* _WHAT IS EXPECTED_: Determine the count of lines holding "true" and give that count alone.

## start RECORDS PROVIDED

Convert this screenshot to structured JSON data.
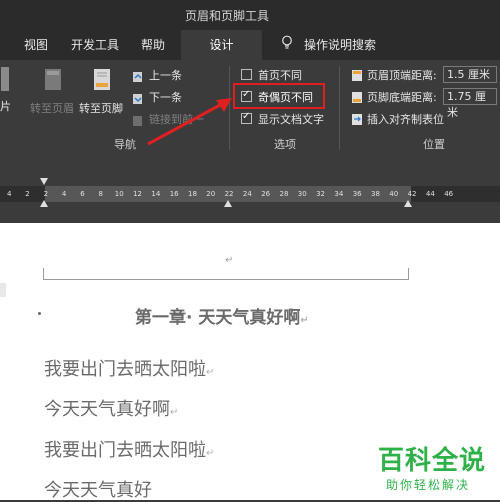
{
  "app": {
    "context_title": "页眉和页脚工具"
  },
  "tabs": [
    {
      "label": "视图"
    },
    {
      "label": "开发工具"
    },
    {
      "label": "帮助"
    },
    {
      "label": "设计"
    },
    {
      "label": "操作说明搜索"
    }
  ],
  "ribbon": {
    "nav": {
      "partial_left": "片",
      "go_to_header": "转至页眉",
      "go_to_footer": "转至页脚",
      "previous": "上一条",
      "next": "下一条",
      "link_to_previous": "链接到前一",
      "group_label": "导航"
    },
    "options": {
      "first_page_different": "首页不同",
      "odd_even_different": "奇偶页不同",
      "show_document_text": "显示文档文字",
      "group_label": "选项",
      "checked": {
        "first_page_different": false,
        "odd_even_different": true,
        "show_document_text": true
      }
    },
    "position": {
      "header_from_top_label": "页眉顶端距离:",
      "header_from_top_value": "1.5 厘米",
      "footer_from_bottom_label": "页脚底端距离:",
      "footer_from_bottom_value": "1.75 厘米",
      "insert_alignment_tab": "插入对齐制表位",
      "group_label": "位置"
    }
  },
  "ruler": {
    "ticks": [
      "4",
      "2",
      "2",
      "4",
      "6",
      "8",
      "10",
      "12",
      "14",
      "16",
      "18",
      "20",
      "22",
      "24",
      "26",
      "28",
      "30",
      "32",
      "34",
      "36",
      "38",
      "40",
      "42",
      "44",
      "46"
    ]
  },
  "document": {
    "heading": "第一章· 天天气真好啊",
    "lines": [
      "我要出门去晒太阳啦",
      "今天天气真好啊",
      "我要出门去晒太阳啦",
      "今天天气真好"
    ]
  },
  "watermark": {
    "title": "百科全说",
    "subtitle": "助你轻松解决"
  },
  "colors": {
    "highlight_box": "#e02020",
    "arrow": "#e02020",
    "watermark": "#2fb14a"
  }
}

## end RECORDS PROVIDED

* _CORRECT RESPONSE_: 2